SUPPLIED DATA:
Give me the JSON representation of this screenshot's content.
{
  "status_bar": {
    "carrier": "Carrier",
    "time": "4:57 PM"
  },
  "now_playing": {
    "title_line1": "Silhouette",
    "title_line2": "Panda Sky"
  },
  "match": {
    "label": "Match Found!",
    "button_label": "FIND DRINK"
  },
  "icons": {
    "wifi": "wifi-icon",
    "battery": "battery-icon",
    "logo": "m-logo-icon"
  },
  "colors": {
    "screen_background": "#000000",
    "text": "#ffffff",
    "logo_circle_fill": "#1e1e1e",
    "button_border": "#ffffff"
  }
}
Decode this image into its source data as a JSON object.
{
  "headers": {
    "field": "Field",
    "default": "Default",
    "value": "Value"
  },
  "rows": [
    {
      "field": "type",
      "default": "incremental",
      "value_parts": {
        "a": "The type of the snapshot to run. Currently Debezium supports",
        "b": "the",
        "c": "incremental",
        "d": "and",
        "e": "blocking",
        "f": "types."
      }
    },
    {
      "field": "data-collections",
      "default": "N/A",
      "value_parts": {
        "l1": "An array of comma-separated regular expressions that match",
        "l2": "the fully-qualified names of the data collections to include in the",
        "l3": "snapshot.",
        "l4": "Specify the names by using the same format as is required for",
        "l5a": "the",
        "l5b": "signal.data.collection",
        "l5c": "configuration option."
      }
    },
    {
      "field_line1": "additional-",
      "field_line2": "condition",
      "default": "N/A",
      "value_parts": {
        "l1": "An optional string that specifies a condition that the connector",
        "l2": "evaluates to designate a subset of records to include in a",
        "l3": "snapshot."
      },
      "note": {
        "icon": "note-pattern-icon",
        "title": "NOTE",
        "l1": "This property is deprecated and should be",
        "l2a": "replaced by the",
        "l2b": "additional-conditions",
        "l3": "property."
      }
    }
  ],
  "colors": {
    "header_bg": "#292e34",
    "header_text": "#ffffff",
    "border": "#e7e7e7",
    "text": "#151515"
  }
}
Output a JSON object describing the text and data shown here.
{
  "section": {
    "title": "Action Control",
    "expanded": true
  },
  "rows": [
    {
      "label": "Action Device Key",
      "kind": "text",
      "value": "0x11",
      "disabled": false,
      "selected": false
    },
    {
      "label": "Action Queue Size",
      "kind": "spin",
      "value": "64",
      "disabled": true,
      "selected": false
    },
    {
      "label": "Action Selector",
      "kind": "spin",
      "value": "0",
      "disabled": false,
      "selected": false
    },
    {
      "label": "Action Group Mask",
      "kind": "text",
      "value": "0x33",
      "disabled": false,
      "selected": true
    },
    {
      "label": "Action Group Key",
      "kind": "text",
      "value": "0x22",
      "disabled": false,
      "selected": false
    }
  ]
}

TASK OBJECTIVE: Reproduce each record shown above without altering a single word.

CORRECT RESPONSE:
Give me the JSON representation of this screenshot's content.
{
  "status_bar": {
    "carrier": "Carrier",
    "time": "4:57 PM"
  },
  "now_playing": {
    "title_line1": "Silhouette",
    "title_line2": "Panda Sky"
  },
  "match": {
    "label": "Match Found!",
    "button_label": "FIND DRINK"
  },
  "icons": {
    "wifi": "wifi-icon",
    "battery": "battery-icon",
    "logo": "m-logo-icon"
  },
  "colors": {
    "screen_background": "#000000",
    "text": "#ffffff",
    "logo_circle_fill": "#1e1e1e",
    "button_border": "#ffffff"
  }
}
Decode this image into its source data as a JSON object.
{
  "headers": {
    "field": "Field",
    "default": "Default",
    "value": "Value"
  },
  "rows": [
    {
      "field": "type",
      "default": "incremental",
      "value_parts": {
        "a": "The type of the snapshot to run. Currently Debezium supports",
        "b": "the",
        "c": "incremental",
        "d": "and",
        "e": "blocking",
        "f": "types."
      }
    },
    {
      "field": "data-collections",
      "default": "N/A",
      "value_parts": {
        "l1": "An array of comma-separated regular expressions that match",
        "l2": "the fully-qualified names of the data collections to include in the",
        "l3": "snapshot.",
        "l4": "Specify the names by using the same format as is required for",
        "l5a": "the",
        "l5b": "signal.data.collection",
        "l5c": "configuration option."
      }
    },
    {
      "field_line1": "additional-",
      "field_line2": "condition",
      "default": "N/A",
      "value_parts": {
        "l1": "An optional string that specifies a condition that the connector",
        "l2": "evaluates to designate a subset of records to include in a",
        "l3": "snapshot."
      },
      "note": {
        "icon": "note-pattern-icon",
        "title": "NOTE",
        "l1": "This property is deprecated and should be",
        "l2a": "replaced by the",
        "l2b": "additional-conditions",
        "l3": "property."
      }
    }
  ],
  "colors": {
    "header_bg": "#292e34",
    "header_text": "#ffffff",
    "border": "#e7e7e7",
    "text": "#151515"
  }
}
Output a JSON object describing the text and data shown here.
{
  "section": {
    "title": "Action Control",
    "expanded": true
  },
  "rows": [
    {
      "label": "Action Device Key",
      "kind": "text",
      "value": "0x11",
      "disabled": false,
      "selected": false
    },
    {
      "label": "Action Queue Size",
      "kind": "spin",
      "value": "64",
      "disabled": true,
      "selected": false
    },
    {
      "label": "Action Selector",
      "kind": "spin",
      "value": "0",
      "disabled": false,
      "selected": false
    },
    {
      "label": "Action Group Mask",
      "kind": "text",
      "value": "0x33",
      "disabled": false,
      "selected": true
    },
    {
      "label": "Action Group Key",
      "kind": "text",
      "value": "0x22",
      "disabled": false,
      "selected": false
    }
  ]
}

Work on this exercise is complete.